## Set task
Copy out the complete listing, word for word.

## Records for the exercise

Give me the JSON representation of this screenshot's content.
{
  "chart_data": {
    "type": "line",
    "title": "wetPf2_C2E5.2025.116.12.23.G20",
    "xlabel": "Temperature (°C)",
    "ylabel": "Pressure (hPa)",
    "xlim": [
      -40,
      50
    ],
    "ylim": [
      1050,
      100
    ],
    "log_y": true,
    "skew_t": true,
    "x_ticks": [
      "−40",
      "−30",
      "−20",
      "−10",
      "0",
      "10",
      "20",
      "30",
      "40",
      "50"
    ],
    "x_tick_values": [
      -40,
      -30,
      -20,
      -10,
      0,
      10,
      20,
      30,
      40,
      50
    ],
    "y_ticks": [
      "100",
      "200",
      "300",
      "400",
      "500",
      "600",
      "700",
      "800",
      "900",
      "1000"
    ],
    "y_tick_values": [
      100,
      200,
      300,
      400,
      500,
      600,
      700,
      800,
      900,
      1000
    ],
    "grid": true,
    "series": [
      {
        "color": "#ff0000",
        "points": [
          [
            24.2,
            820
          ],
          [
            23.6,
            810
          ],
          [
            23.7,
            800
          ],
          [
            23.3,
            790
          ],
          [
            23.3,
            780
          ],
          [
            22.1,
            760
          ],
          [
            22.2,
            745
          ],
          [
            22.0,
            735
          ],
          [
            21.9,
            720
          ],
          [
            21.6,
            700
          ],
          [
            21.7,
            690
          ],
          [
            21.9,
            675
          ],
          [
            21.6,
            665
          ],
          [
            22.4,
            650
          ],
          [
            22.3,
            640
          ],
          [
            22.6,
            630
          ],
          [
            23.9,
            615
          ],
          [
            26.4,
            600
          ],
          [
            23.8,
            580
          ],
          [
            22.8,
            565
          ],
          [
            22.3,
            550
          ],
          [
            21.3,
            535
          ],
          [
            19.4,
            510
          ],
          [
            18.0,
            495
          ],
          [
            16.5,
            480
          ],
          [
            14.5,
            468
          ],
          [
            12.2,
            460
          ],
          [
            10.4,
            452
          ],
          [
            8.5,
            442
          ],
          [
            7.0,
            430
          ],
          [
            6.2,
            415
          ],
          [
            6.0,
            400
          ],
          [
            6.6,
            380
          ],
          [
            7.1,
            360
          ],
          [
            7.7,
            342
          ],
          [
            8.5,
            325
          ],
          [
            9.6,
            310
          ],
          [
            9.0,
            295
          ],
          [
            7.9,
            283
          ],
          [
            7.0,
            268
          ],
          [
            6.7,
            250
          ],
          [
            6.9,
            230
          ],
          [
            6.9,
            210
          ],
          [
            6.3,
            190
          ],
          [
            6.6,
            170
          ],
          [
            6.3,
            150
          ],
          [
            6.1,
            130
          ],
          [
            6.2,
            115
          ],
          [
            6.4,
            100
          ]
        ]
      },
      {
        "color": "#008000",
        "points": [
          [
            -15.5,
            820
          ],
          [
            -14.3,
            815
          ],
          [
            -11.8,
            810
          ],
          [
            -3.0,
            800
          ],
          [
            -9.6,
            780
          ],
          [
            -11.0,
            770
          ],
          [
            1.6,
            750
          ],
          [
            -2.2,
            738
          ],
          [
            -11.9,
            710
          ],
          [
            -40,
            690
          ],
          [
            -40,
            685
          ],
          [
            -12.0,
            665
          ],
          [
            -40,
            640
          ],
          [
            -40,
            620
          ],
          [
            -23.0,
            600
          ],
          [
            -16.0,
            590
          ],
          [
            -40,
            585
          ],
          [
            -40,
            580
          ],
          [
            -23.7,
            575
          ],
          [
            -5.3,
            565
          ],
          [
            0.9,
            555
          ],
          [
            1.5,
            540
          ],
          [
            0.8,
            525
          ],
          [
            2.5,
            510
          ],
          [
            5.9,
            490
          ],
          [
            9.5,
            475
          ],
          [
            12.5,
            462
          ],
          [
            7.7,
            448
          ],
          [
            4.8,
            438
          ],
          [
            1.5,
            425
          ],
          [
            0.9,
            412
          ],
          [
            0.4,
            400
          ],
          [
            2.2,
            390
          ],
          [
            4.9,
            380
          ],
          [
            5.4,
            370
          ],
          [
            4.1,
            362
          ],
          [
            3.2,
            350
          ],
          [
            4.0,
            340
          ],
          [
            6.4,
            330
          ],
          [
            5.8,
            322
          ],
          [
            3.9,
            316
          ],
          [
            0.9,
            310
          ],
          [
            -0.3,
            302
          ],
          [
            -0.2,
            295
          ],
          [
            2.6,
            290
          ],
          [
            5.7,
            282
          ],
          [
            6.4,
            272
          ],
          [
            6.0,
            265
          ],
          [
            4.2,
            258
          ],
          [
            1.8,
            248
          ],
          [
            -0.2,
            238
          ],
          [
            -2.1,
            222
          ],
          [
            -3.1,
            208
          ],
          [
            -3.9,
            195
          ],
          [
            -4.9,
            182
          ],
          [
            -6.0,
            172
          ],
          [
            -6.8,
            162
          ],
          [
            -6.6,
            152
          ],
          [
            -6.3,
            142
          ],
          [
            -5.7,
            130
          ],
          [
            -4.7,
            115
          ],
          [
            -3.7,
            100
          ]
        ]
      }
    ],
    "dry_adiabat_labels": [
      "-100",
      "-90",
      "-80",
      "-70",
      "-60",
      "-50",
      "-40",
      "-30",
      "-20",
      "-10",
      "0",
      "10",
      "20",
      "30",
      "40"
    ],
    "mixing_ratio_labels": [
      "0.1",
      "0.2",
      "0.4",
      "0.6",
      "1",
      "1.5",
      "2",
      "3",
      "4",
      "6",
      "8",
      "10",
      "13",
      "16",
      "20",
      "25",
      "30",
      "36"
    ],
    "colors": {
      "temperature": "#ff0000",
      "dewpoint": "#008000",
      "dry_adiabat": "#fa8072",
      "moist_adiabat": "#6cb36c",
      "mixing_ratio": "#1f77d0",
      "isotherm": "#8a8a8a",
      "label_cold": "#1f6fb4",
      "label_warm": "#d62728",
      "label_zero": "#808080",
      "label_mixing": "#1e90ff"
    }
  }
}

## Response to the task
Give me the JSON representation of this screenshot's content.
{
  "chart_data": {
    "type": "line",
    "title": "wetPf2_C2E5.2025.116.12.23.G20",
    "xlabel": "Temperature (°C)",
    "ylabel": "Pressure (hPa)",
    "xlim": [
      -40,
      50
    ],
    "ylim": [
      1050,
      100
    ],
    "log_y": true,
    "skew_t": true,
    "x_ticks": [
      "−40",
      "−30",
      "−20",
      "−10",
      "0",
      "10",
      "20",
      "30",
      "40",
      "50"
    ],
    "x_tick_values": [
      -40,
      -30,
      -20,
      -10,
      0,
      10,
      20,
      30,
      40,
      50
    ],
    "y_ticks": [
      "100",
      "200",
      "300",
      "400",
      "500",
      "600",
      "700",
      "800",
      "900",
      "1000"
    ],
    "y_tick_values": [
      100,
      200,
      300,
      400,
      500,
      600,
      700,
      800,
      900,
      1000
    ],
    "grid": true,
    "series": [
      {
        "color": "#ff0000",
        "points": [
          [
            24.2,
            820
          ],
          [
            23.6,
            810
          ],
          [
            23.7,
            800
          ],
          [
            23.3,
            790
          ],
          [
            23.3,
            780
          ],
          [
            22.1,
            760
          ],
          [
            22.2,
            745
          ],
          [
            22.0,
            735
          ],
          [
            21.9,
            720
          ],
          [
            21.6,
            700
          ],
          [
            21.7,
            690
          ],
          [
            21.9,
            675
          ],
          [
            21.6,
            665
          ],
          [
            22.4,
            650
          ],
          [
            22.3,
            640
          ],
          [
            22.6,
            630
          ],
          [
            23.9,
            615
          ],
          [
            26.4,
            600
          ],
          [
            23.8,
            580
          ],
          [
            22.8,
            565
          ],
          [
            22.3,
            550
          ],
          [
            21.3,
            535
          ],
          [
            19.4,
            510
          ],
          [
            18.0,
            495
          ],
          [
            16.5,
            480
          ],
          [
            14.5,
            468
          ],
          [
            12.2,
            460
          ],
          [
            10.4,
            452
          ],
          [
            8.5,
            442
          ],
          [
            7.0,
            430
          ],
          [
            6.2,
            415
          ],
          [
            6.0,
            400
          ],
          [
            6.6,
            380
          ],
          [
            7.1,
            360
          ],
          [
            7.7,
            342
          ],
          [
            8.5,
            325
          ],
          [
            9.6,
            310
          ],
          [
            9.0,
            295
          ],
          [
            7.9,
            283
          ],
          [
            7.0,
            268
          ],
          [
            6.7,
            250
          ],
          [
            6.9,
            230
          ],
          [
            6.9,
            210
          ],
          [
            6.3,
            190
          ],
          [
            6.6,
            170
          ],
          [
            6.3,
            150
          ],
          [
            6.1,
            130
          ],
          [
            6.2,
            115
          ],
          [
            6.4,
            100
          ]
        ]
      },
      {
        "color": "#008000",
        "points": [
          [
            -15.5,
            820
          ],
          [
            -14.3,
            815
          ],
          [
            -11.8,
            810
          ],
          [
            -3.0,
            800
          ],
          [
            -9.6,
            780
          ],
          [
            -11.0,
            770
          ],
          [
            1.6,
            750
          ],
          [
            -2.2,
            738
          ],
          [
            -11.9,
            710
          ],
          [
            -40,
            690
          ],
          [
            -40,
            685
          ],
          [
            -12.0,
            665
          ],
          [
            -40,
            640
          ],
          [
            -40,
            620
          ],
          [
            -23.0,
            600
          ],
          [
            -16.0,
            590
          ],
          [
            -40,
            585
          ],
          [
            -40,
            580
          ],
          [
            -23.7,
            575
          ],
          [
            -5.3,
            565
          ],
          [
            0.9,
            555
          ],
          [
            1.5,
            540
          ],
          [
            0.8,
            525
          ],
          [
            2.5,
            510
          ],
          [
            5.9,
            490
          ],
          [
            9.5,
            475
          ],
          [
            12.5,
            462
          ],
          [
            7.7,
            448
          ],
          [
            4.8,
            438
          ],
          [
            1.5,
            425
          ],
          [
            0.9,
            412
          ],
          [
            0.4,
            400
          ],
          [
            2.2,
            390
          ],
          [
            4.9,
            380
          ],
          [
            5.4,
            370
          ],
          [
            4.1,
            362
          ],
          [
            3.2,
            350
          ],
          [
            4.0,
            340
          ],
          [
            6.4,
            330
          ],
          [
            5.8,
            322
          ],
          [
            3.9,
            316
          ],
          [
            0.9,
            310
          ],
          [
            -0.3,
            302
          ],
          [
            -0.2,
            295
          ],
          [
            2.6,
            290
          ],
          [
            5.7,
            282
          ],
          [
            6.4,
            272
          ],
          [
            6.0,
            265
          ],
          [
            4.2,
            258
          ],
          [
            1.8,
            248
          ],
          [
            -0.2,
            238
          ],
          [
            -2.1,
            222
          ],
          [
            -3.1,
            208
          ],
          [
            -3.9,
            195
          ],
          [
            -4.9,
            182
          ],
          [
            -6.0,
            172
          ],
          [
            -6.8,
            162
          ],
          [
            -6.6,
            152
          ],
          [
            -6.3,
            142
          ],
          [
            -5.7,
            130
          ],
          [
            -4.7,
            115
          ],
          [
            -3.7,
            100
          ]
        ]
      }
    ],
    "dry_adiabat_labels": [
      "-100",
      "-90",
      "-80",
      "-70",
      "-60",
      "-50",
      "-40",
      "-30",
      "-20",
      "-10",
      "0",
      "10",
      "20",
      "30",
      "40"
    ],
    "mixing_ratio_labels": [
      "0.1",
      "0.2",
      "0.4",
      "0.6",
      "1",
      "1.5",
      "2",
      "3",
      "4",
      "6",
      "8",
      "10",
      "13",
      "16",
      "20",
      "25",
      "30",
      "36"
    ],
    "colors": {
      "temperature": "#ff0000",
      "dewpoint": "#008000",
      "dry_adiabat": "#fa8072",
      "moist_adiabat": "#6cb36c",
      "mixing_ratio": "#1f77d0",
      "isotherm": "#8a8a8a",
      "label_cold": "#1f6fb4",
      "label_warm": "#d62728",
      "label_zero": "#808080",
      "label_mixing": "#1e90ff"
    }
  }
}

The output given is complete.